- _WRITTEN REQUEST_:
Search the listing for the string "value" and copy every line that contains it.

(Entries with figure data)
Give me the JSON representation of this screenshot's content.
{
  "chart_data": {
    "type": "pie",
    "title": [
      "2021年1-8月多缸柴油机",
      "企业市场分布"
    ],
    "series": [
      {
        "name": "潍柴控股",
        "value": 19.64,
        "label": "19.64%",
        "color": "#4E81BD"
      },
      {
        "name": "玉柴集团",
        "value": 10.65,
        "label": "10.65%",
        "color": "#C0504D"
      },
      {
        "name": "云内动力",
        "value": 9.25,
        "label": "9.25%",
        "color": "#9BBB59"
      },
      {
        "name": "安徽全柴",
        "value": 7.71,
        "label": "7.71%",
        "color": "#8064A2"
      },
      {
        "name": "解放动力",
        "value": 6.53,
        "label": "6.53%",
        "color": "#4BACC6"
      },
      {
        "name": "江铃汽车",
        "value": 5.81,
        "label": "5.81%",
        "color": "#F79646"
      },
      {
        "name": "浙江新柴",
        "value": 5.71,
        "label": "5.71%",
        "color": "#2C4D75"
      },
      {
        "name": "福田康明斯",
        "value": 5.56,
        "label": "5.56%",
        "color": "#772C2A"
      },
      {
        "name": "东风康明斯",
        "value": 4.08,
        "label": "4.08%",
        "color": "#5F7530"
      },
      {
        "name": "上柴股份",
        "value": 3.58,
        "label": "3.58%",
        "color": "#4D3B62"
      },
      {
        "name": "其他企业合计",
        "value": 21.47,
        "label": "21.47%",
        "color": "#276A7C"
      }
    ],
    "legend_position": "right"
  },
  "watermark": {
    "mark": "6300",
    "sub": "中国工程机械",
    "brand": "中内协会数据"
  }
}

- _ANSWER TO THIS TASK_:
        "value": 19.64,
        "value": 10.65,
        "value": 9.25,
        "value": 7.71,
        "value": 6.53,
        "value": 5.81,
        "value": 5.71,
        "value": 5.56,
        "value": 4.08,
        "value": 3.58,
        "value": 21.47,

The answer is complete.